INSTRUCTIONS TO FOLLOW - Give every entry again, word for word and in full.

Figure content listings
==================================================
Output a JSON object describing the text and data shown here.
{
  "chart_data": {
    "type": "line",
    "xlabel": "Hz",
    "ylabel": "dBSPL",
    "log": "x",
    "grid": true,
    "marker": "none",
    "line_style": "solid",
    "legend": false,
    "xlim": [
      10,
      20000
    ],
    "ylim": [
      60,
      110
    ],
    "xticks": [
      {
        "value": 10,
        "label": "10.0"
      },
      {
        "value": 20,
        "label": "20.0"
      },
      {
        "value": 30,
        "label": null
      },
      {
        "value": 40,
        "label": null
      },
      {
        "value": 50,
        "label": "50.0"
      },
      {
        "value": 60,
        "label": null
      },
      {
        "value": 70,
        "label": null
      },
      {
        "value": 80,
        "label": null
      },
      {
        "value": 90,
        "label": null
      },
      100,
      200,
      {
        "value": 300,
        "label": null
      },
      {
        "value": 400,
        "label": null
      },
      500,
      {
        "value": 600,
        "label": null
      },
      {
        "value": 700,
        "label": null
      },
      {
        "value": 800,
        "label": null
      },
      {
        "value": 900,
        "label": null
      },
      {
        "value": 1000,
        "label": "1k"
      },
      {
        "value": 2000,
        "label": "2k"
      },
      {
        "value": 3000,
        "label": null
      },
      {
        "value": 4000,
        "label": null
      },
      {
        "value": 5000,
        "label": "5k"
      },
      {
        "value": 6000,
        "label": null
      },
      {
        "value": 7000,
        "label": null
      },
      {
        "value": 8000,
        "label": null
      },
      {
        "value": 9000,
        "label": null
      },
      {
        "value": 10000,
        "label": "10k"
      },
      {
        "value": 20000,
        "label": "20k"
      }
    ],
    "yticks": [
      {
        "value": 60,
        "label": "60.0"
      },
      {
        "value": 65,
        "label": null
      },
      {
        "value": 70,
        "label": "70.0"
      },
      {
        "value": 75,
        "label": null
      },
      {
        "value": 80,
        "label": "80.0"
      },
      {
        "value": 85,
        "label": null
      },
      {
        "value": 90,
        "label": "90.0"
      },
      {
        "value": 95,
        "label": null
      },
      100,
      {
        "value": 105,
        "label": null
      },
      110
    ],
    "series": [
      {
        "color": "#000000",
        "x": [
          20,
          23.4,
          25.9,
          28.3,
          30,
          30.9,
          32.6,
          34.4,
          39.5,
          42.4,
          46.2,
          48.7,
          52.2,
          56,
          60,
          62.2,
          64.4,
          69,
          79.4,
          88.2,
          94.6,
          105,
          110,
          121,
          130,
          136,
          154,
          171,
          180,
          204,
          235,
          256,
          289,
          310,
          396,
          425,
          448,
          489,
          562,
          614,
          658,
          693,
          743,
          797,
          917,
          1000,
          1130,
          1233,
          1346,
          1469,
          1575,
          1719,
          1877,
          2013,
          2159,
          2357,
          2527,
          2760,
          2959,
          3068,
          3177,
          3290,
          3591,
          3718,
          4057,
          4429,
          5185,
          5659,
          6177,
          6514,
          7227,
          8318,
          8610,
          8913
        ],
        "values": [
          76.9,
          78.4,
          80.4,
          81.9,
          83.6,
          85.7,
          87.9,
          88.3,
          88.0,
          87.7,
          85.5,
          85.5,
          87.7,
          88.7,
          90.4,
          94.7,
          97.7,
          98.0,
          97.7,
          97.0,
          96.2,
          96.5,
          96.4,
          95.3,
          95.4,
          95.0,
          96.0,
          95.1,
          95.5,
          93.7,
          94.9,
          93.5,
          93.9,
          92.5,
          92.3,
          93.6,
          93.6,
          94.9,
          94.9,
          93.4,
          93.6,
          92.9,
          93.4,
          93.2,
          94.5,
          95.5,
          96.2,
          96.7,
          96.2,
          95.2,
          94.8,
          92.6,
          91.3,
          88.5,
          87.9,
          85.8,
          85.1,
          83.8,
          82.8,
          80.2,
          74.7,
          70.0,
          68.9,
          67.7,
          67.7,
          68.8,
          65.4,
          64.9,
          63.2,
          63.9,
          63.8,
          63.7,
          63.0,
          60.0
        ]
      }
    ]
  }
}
==================================================
PROBLEM SOLUTION -
Output a JSON object describing the text and data shown here.
{
  "chart_data": {
    "type": "line",
    "xlabel": "Hz",
    "ylabel": "dBSPL",
    "log": "x",
    "grid": true,
    "marker": "none",
    "line_style": "solid",
    "legend": false,
    "xlim": [
      10,
      20000
    ],
    "ylim": [
      60,
      110
    ],
    "xticks": [
      {
        "value": 10,
        "label": "10.0"
      },
      {
        "value": 20,
        "label": "20.0"
      },
      {
        "value": 30,
        "label": null
      },
      {
        "value": 40,
        "label": null
      },
      {
        "value": 50,
        "label": "50.0"
      },
      {
        "value": 60,
        "label": null
      },
      {
        "value": 70,
        "label": null
      },
      {
        "value": 80,
        "label": null
      },
      {
        "value": 90,
        "label": null
      },
      100,
      200,
      {
        "value": 300,
        "label": null
      },
      {
        "value": 400,
        "label": null
      },
      500,
      {
        "value": 600,
        "label": null
      },
      {
        "value": 700,
        "label": null
      },
      {
        "value": 800,
        "label": null
      },
      {
        "value": 900,
        "label": null
      },
      {
        "value": 1000,
        "label": "1k"
      },
      {
        "value": 2000,
        "label": "2k"
      },
      {
        "value": 3000,
        "label": null
      },
      {
        "value": 4000,
        "label": null
      },
      {
        "value": 5000,
        "label": "5k"
      },
      {
        "value": 6000,
        "label": null
      },
      {
        "value": 7000,
        "label": null
      },
      {
        "value": 8000,
        "label": null
      },
      {
        "value": 9000,
        "label": null
      },
      {
        "value": 10000,
        "label": "10k"
      },
      {
        "value": 20000,
        "label": "20k"
      }
    ],
    "yticks": [
      {
        "value": 60,
        "label": "60.0"
      },
      {
        "value": 65,
        "label": null
      },
      {
        "value": 70,
        "label": "70.0"
      },
      {
        "value": 75,
        "label": null
      },
      {
        "value": 80,
        "label": "80.0"
      },
      {
        "value": 85,
        "label": null
      },
      {
        "value": 90,
        "label": "90.0"
      },
      {
        "value": 95,
        "label": null
      },
      100,
      {
        "value": 105,
        "label": null
      },
      110
    ],
    "series": [
      {
        "color": "#000000",
        "x": [
          20,
          23.4,
          25.9,
          28.3,
          30,
          30.9,
          32.6,
          34.4,
          39.5,
          42.4,
          46.2,
          48.7,
          52.2,
          56,
          60,
          62.2,
          64.4,
          69,
          79.4,
          88.2,
          94.6,
          105,
          110,
          121,
          130,
          136,
          154,
          171,
          180,
          204,
          235,
          256,
          289,
          310,
          396,
          425,
          448,
          489,
          562,
          614,
          658,
          693,
          743,
          797,
          917,
          1000,
          1130,
          1233,
          1346,
          1469,
          1575,
          1719,
          1877,
          2013,
          2159,
          2357,
          2527,
          2760,
          2959,
          3068,
          3177,
          3290,
          3591,
          3718,
          4057,
          4429,
          5185,
          5659,
          6177,
          6514,
          7227,
          8318,
          8610,
          8913
        ],
        "values": [
          76.9,
          78.4,
          80.4,
          81.9,
          83.6,
          85.7,
          87.9,
          88.3,
          88.0,
          87.7,
          85.5,
          85.5,
          87.7,
          88.7,
          90.4,
          94.7,
          97.7,
          98.0,
          97.7,
          97.0,
          96.2,
          96.5,
          96.4,
          95.3,
          95.4,
          95.0,
          96.0,
          95.1,
          95.5,
          93.7,
          94.9,
          93.5,
          93.9,
          92.5,
          92.3,
          93.6,
          93.6,
          94.9,
          94.9,
          93.4,
          93.6,
          92.9,
          93.4,
          93.2,
          94.5,
          95.5,
          96.2,
          96.7,
          96.2,
          95.2,
          94.8,
          92.6,
          91.3,
          88.5,
          87.9,
          85.8,
          85.1,
          83.8,
          82.8,
          80.2,
          74.7,
          70.0,
          68.9,
          67.7,
          67.7,
          68.8,
          65.4,
          64.9,
          63.2,
          63.9,
          63.8,
          63.7,
          63.0,
          60.0
        ]
      }
    ]
  }
}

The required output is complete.